### What you need to do
Leave the pictures out, and retype all of the material exactly as written.

### Supplied data

[start]

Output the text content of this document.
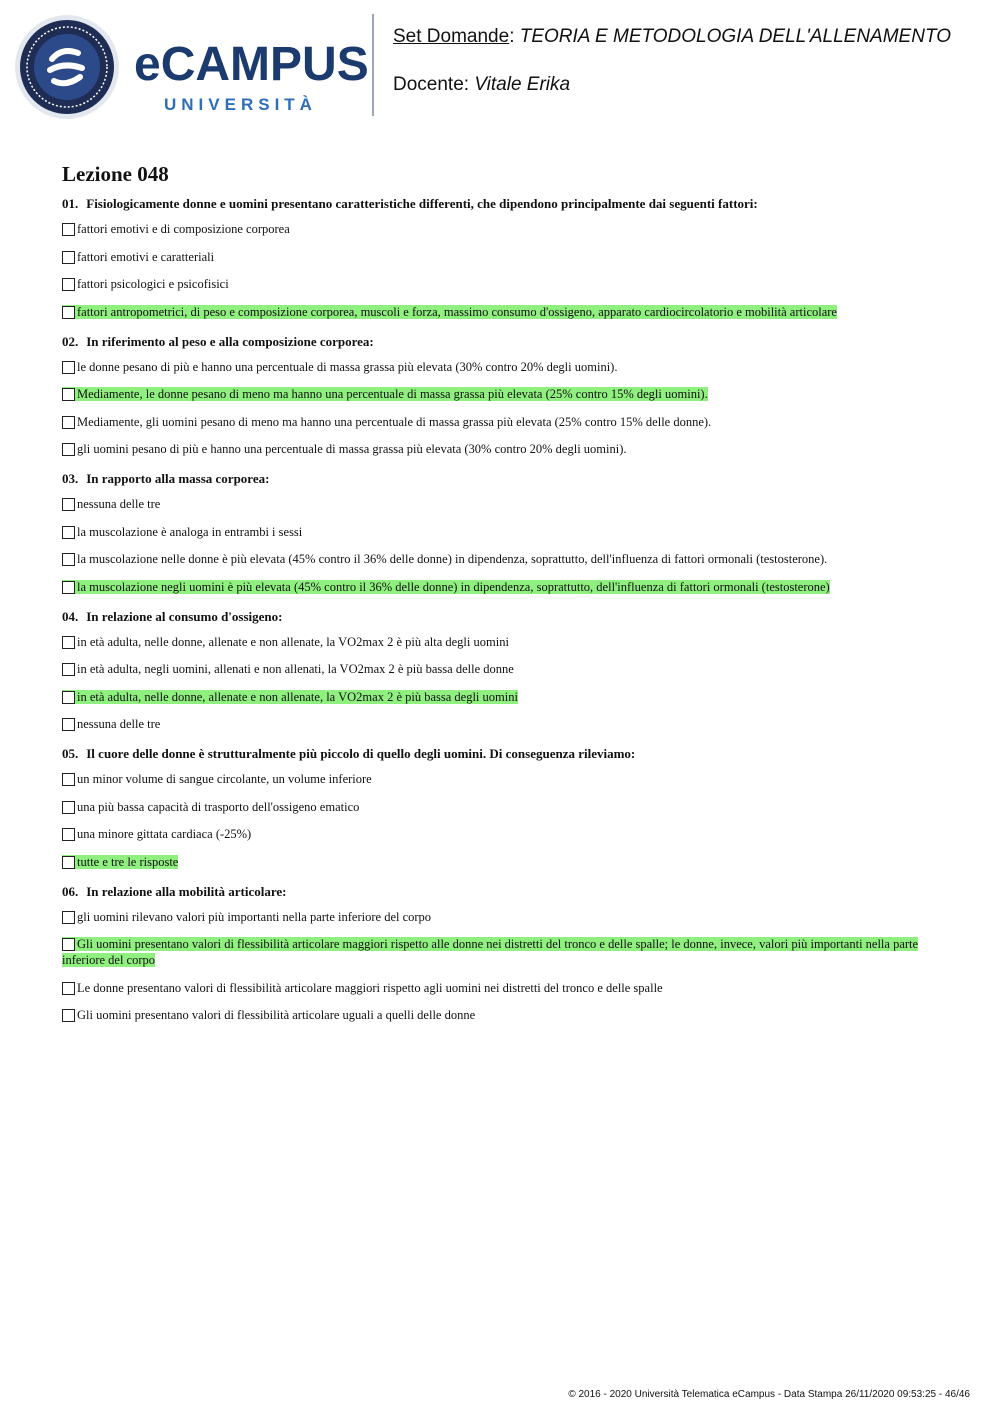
eCAMPUS
UNIVERSITÀ
Set Domande: TEORIA E METODOLOGIA DELL'ALLENAMENTO
Docente: Vitale Erika
Lezione 048
01. Fisiologicamente donne e uomini presentano caratteristiche differenti, che dipendono principalmente dai seguenti fattori:
fattori emotivi e di composizione corporea
fattori emotivi e caratteriali
fattori psicologici e psicofisici
fattori antropometrici, di peso e composizione corporea, muscoli e forza, massimo consumo d'ossigeno, apparato cardiocircolatorio e mobilità articolare
02. In riferimento al peso e alla composizione corporea:
le donne pesano di più e hanno una percentuale di massa grassa più elevata (30% contro 20% degli uomini).
Mediamente, le donne pesano di meno ma hanno una percentuale di massa grassa più elevata (25% contro 15% degli uomini).
Mediamente, gli uomini pesano di meno ma hanno una percentuale di massa grassa più elevata (25% contro 15% delle donne).
gli uomini pesano di più e hanno una percentuale di massa grassa più elevata (30% contro 20% degli uomini).
03. In rapporto alla massa corporea:
nessuna delle tre
la muscolazione è analoga in entrambi i sessi
la muscolazione nelle donne è più elevata (45% contro il 36% delle donne) in dipendenza, soprattutto, dell'influenza di fattori ormonali (testosterone).
la muscolazione negli uomini è più elevata (45% contro il 36% delle donne) in dipendenza, soprattutto, dell'influenza di fattori ormonali (testosterone)
04. In relazione al consumo d'ossigeno:
in età adulta, nelle donne, allenate e non allenate, la VO2max 2 è più alta degli uomini
in età adulta, negli uomini, allenati e non allenati, la VO2max 2 è più bassa delle donne
in età adulta, nelle donne, allenate e non allenate, la VO2max 2 è più bassa degli uomini
nessuna delle tre
05. Il cuore delle donne è strutturalmente più piccolo di quello degli uomini. Di conseguenza rileviamo:
un minor volume di sangue circolante, un volume inferiore
una più bassa capacità di trasporto dell'ossigeno ematico
una minore gittata cardiaca (-25%)
tutte e tre le risposte
06. In relazione alla mobilità articolare:
gli uomini rilevano valori più importanti nella parte inferiore del corpo
Gli uomini presentano valori di flessibilità articolare maggiori rispetto alle donne nei distretti del tronco e delle spalle; le donne, invece, valori più importanti nella parte inferiore del corpo
Le donne presentano valori di flessibilità articolare maggiori rispetto agli uomini nei distretti del tronco e delle spalle
Gli uomini presentano valori di flessibilità articolare uguali a quelli delle donne
© 2016 - 2020 Università Telematica eCampus - Data Stampa 26/11/2020 09:53:25 - 46/46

[end]

### Answer to this task
Output the text content of this document.
eCAMPUS
UNIVERSITÀ
Set Domande: TEORIA E METODOLOGIA DELL'ALLENAMENTO
Docente: Vitale Erika
Lezione 048
01. Fisiologicamente donne e uomini presentano caratteristiche differenti, che dipendono principalmente dai seguenti fattori:
fattori emotivi e di composizione corporea
fattori emotivi e caratteriali
fattori psicologici e psicofisici
fattori antropometrici, di peso e composizione corporea, muscoli e forza, massimo consumo d'ossigeno, apparato cardiocircolatorio e mobilità articolare
02. In riferimento al peso e alla composizione corporea:
le donne pesano di più e hanno una percentuale di massa grassa più elevata (30% contro 20% degli uomini).
Mediamente, le donne pesano di meno ma hanno una percentuale di massa grassa più elevata (25% contro 15% degli uomini).
Mediamente, gli uomini pesano di meno ma hanno una percentuale di massa grassa più elevata (25% contro 15% delle donne).
gli uomini pesano di più e hanno una percentuale di massa grassa più elevata (30% contro 20% degli uomini).
03. In rapporto alla massa corporea:
nessuna delle tre
la muscolazione è analoga in entrambi i sessi
la muscolazione nelle donne è più elevata (45% contro il 36% delle donne) in dipendenza, soprattutto, dell'influenza di fattori ormonali (testosterone).
la muscolazione negli uomini è più elevata (45% contro il 36% delle donne) in dipendenza, soprattutto, dell'influenza di fattori ormonali (testosterone)
04. In relazione al consumo d'ossigeno:
in età adulta, nelle donne, allenate e non allenate, la VO2max 2 è più alta degli uomini
in età adulta, negli uomini, allenati e non allenati, la VO2max 2 è più bassa delle donne
in età adulta, nelle donne, allenate e non allenate, la VO2max 2 è più bassa degli uomini
nessuna delle tre
05. Il cuore delle donne è strutturalmente più piccolo di quello degli uomini. Di conseguenza rileviamo:
un minor volume di sangue circolante, un volume inferiore
una più bassa capacità di trasporto dell'ossigeno ematico
una minore gittata cardiaca (-25%)
tutte e tre le risposte
06. In relazione alla mobilità articolare:
gli uomini rilevano valori più importanti nella parte inferiore del corpo
Gli uomini presentano valori di flessibilità articolare maggiori rispetto alle donne nei distretti del tronco e delle spalle; le donne, invece, valori più importanti nella parte inferiore del corpo
Le donne presentano valori di flessibilità articolare maggiori rispetto agli uomini nei distretti del tronco e delle spalle
Gli uomini presentano valori di flessibilità articolare uguali a quelli delle donne
© 2016 - 2020 Università Telematica eCampus - Data Stampa 26/11/2020 09:53:25 - 46/46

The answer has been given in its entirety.